*Given problem*: Word for word, give the material below again, minus any images.

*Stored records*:
========
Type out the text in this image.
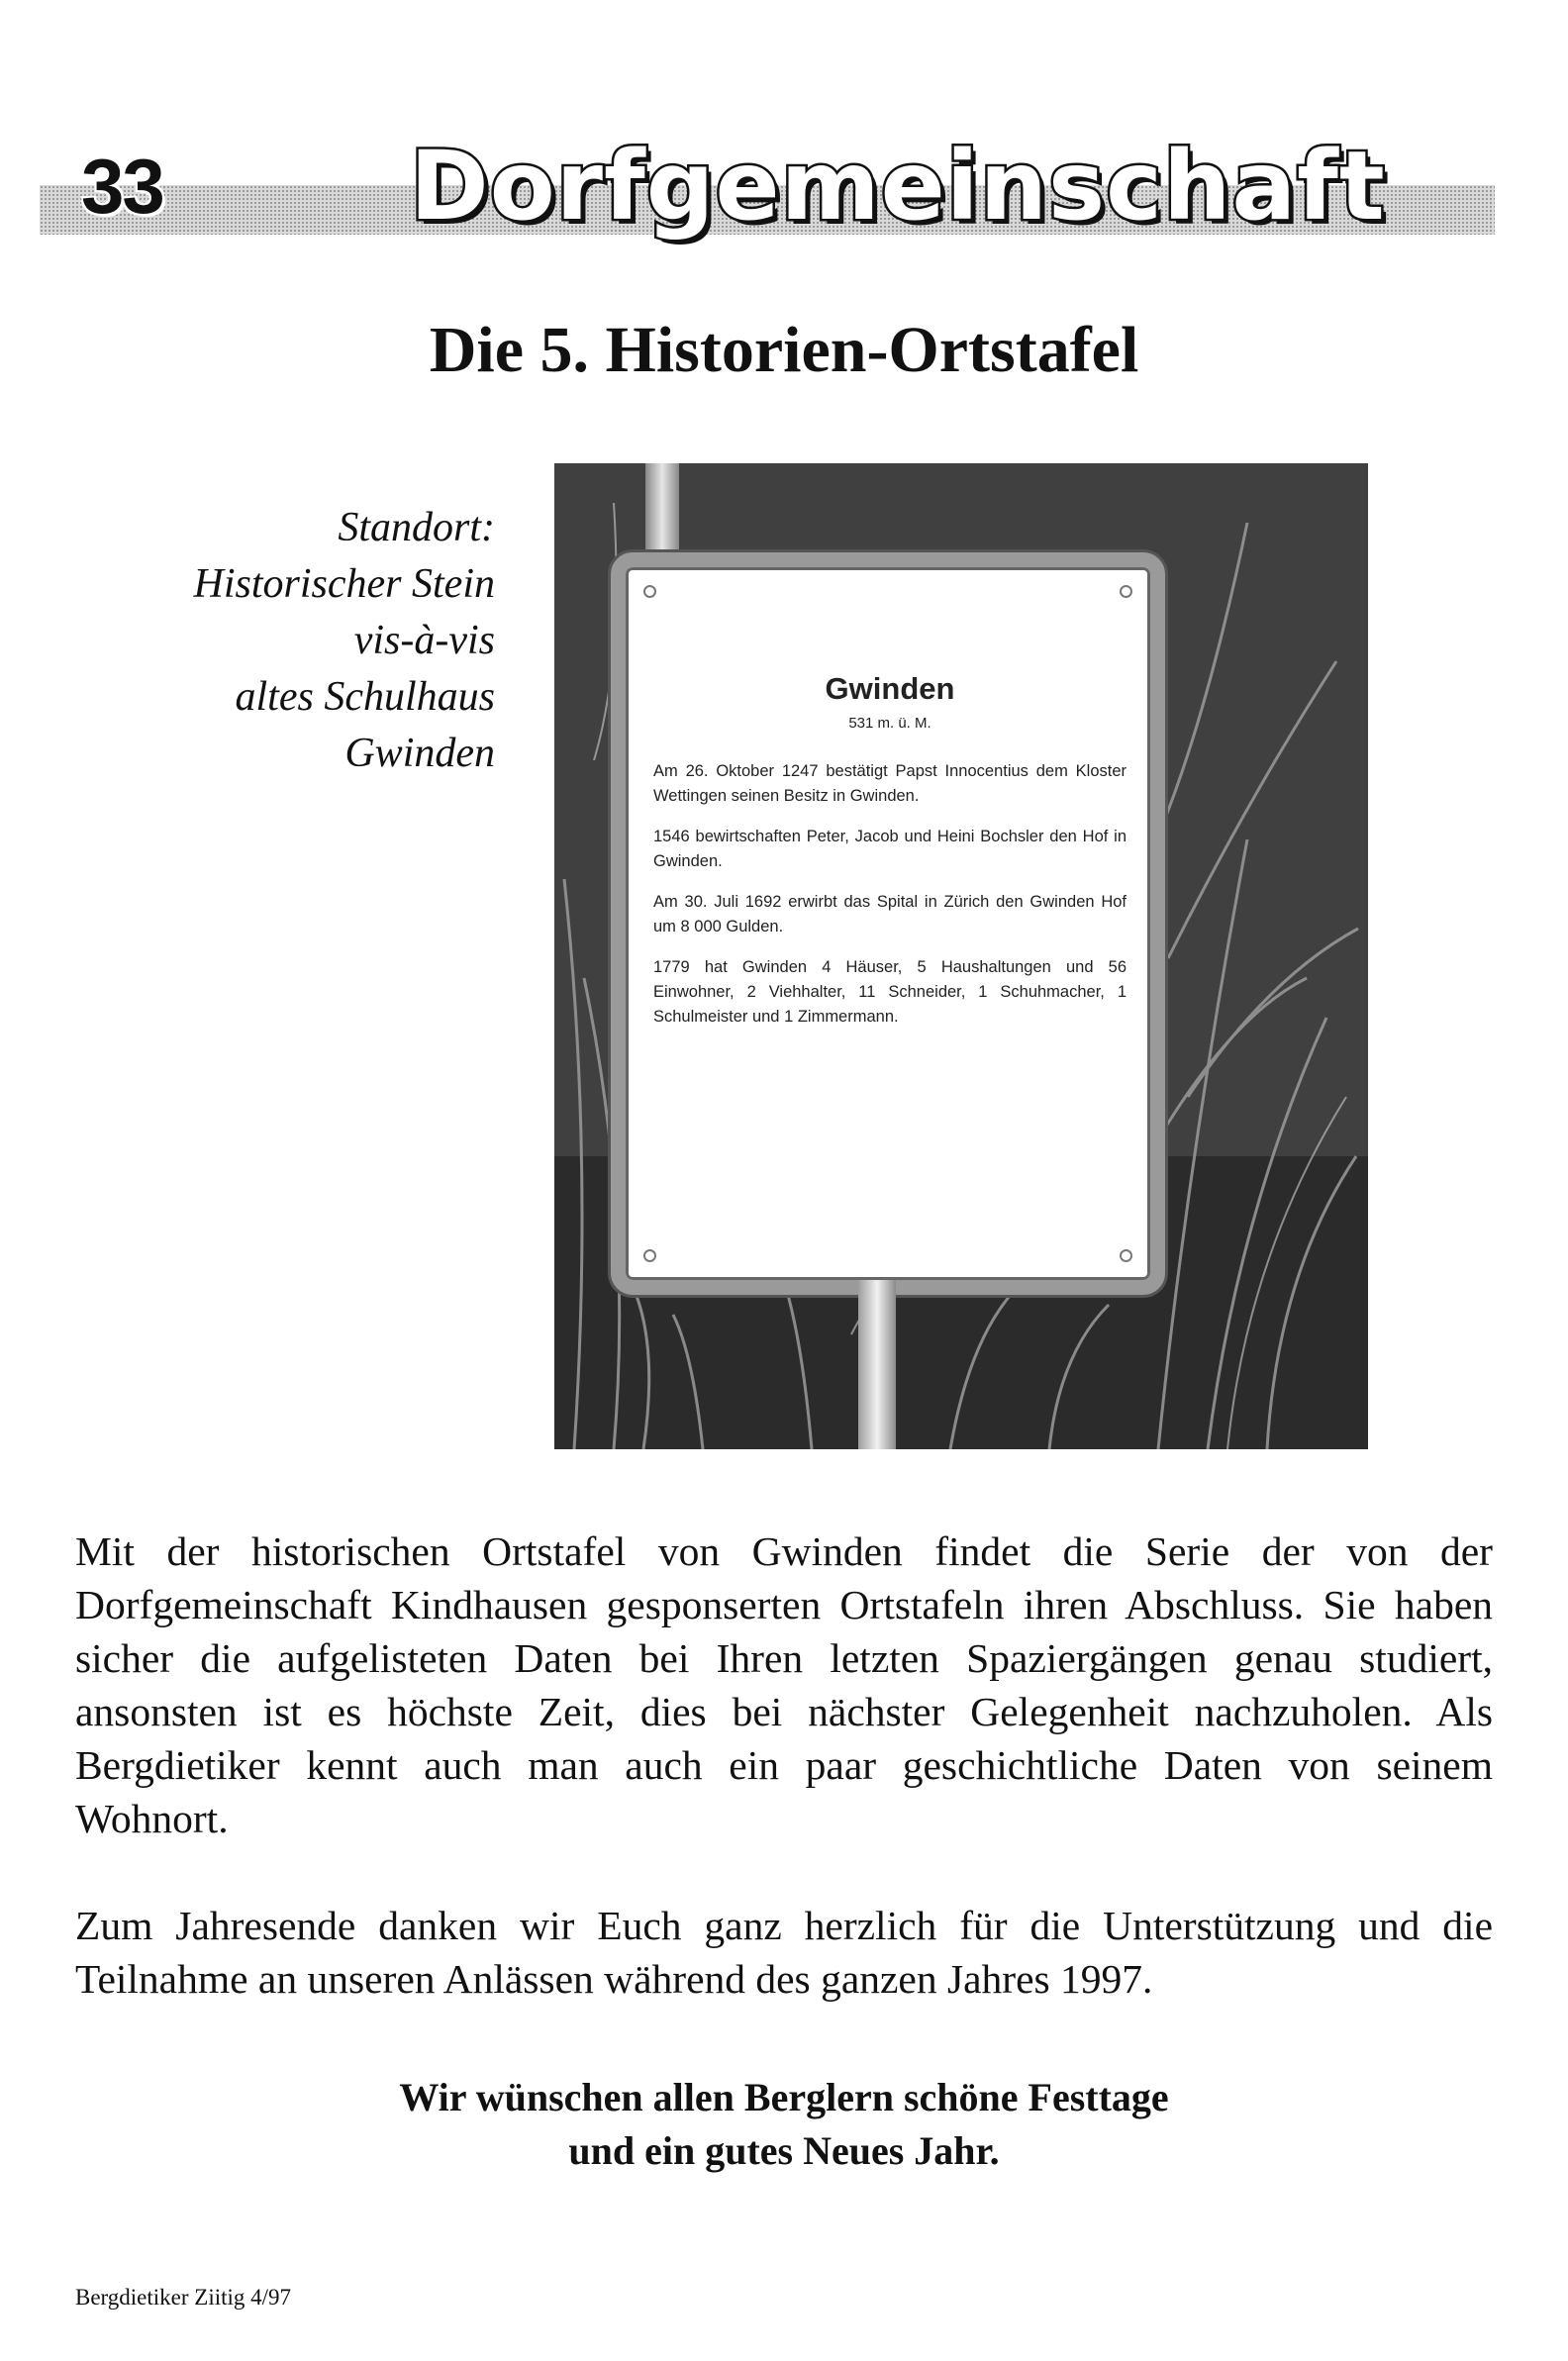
33	Dorfgemeinschaft
Die 5. Historien-Ortstafel
Standort:
Historischer Stein
vis-à-vis
altes Schulhaus
Gwinden
Gwinden
531 m. ü. M.
Am 26. Oktober 1247 bestätigt Papst Innocentius dem Kloster Wettingen seinen Besitz in Gwinden.
1546 bewirtschaften Peter, Jacob und Heini Bochsler den Hof in Gwinden.
Am 30. Juli 1692 erwirbt das Spital in Zürich den Gwinden Hof um 8 000 Gulden.
1779 hat Gwinden 4 Häuser, 5 Haushaltungen und 56 Einwohner, 2 Viehhalter, 11 Schneider, 1 Schuhmacher, 1 Schulmeister und 1 Zimmermann.

Mit der historischen Ortstafel von Gwinden findet die Serie der von der Dorfgemeinschaft Kindhausen gesponserten Ortstafeln ihren Abschluss. Sie haben sicher die aufgelisteten Daten bei Ihren letzten Spaziergängen genau studiert, ansonsten ist es höchste Zeit, dies bei nächster Gelegenheit nachzuholen. Als Bergdietiker kennt auch man auch ein paar geschichtliche Daten von seinem Wohnort.

Zum Jahresende danken wir Euch ganz herzlich für die Unterstützung und die Teilnahme an unseren Anlässen während des ganzen Jahres 1997.

Wir wünschen allen Berglern schöne Festtage
und ein gutes Neues Jahr.
Bergdietiker Ziitig 4/97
========
*Final result*:
Type out the text in this image.
33	Dorfgemeinschaft
Die 5. Historien-Ortstafel
Standort:
Historischer Stein
vis-à-vis
altes Schulhaus
Gwinden
Gwinden
531 m. ü. M.
Am 26. Oktober 1247 bestätigt Papst Innocentius dem Kloster Wettingen seinen Besitz in Gwinden.
1546 bewirtschaften Peter, Jacob und Heini Bochsler den Hof in Gwinden.
Am 30. Juli 1692 erwirbt das Spital in Zürich den Gwinden Hof um 8 000 Gulden.
1779 hat Gwinden 4 Häuser, 5 Haushaltungen und 56 Einwohner, 2 Viehhalter, 11 Schneider, 1 Schuhmacher, 1 Schulmeister und 1 Zimmermann.

Mit der historischen Ortstafel von Gwinden findet die Serie der von der Dorfgemeinschaft Kindhausen gesponserten Ortstafeln ihren Abschluss. Sie haben sicher die aufgelisteten Daten bei Ihren letzten Spaziergängen genau studiert, ansonsten ist es höchste Zeit, dies bei nächster Gelegenheit nachzuholen. Als Bergdietiker kennt auch man auch ein paar geschichtliche Daten von seinem Wohnort.

Zum Jahresende danken wir Euch ganz herzlich für die Unterstützung und die Teilnahme an unseren Anlässen während des ganzen Jahres 1997.

Wir wünschen allen Berglern schöne Festtage
und ein gutes Neues Jahr.
Bergdietiker Ziitig 4/97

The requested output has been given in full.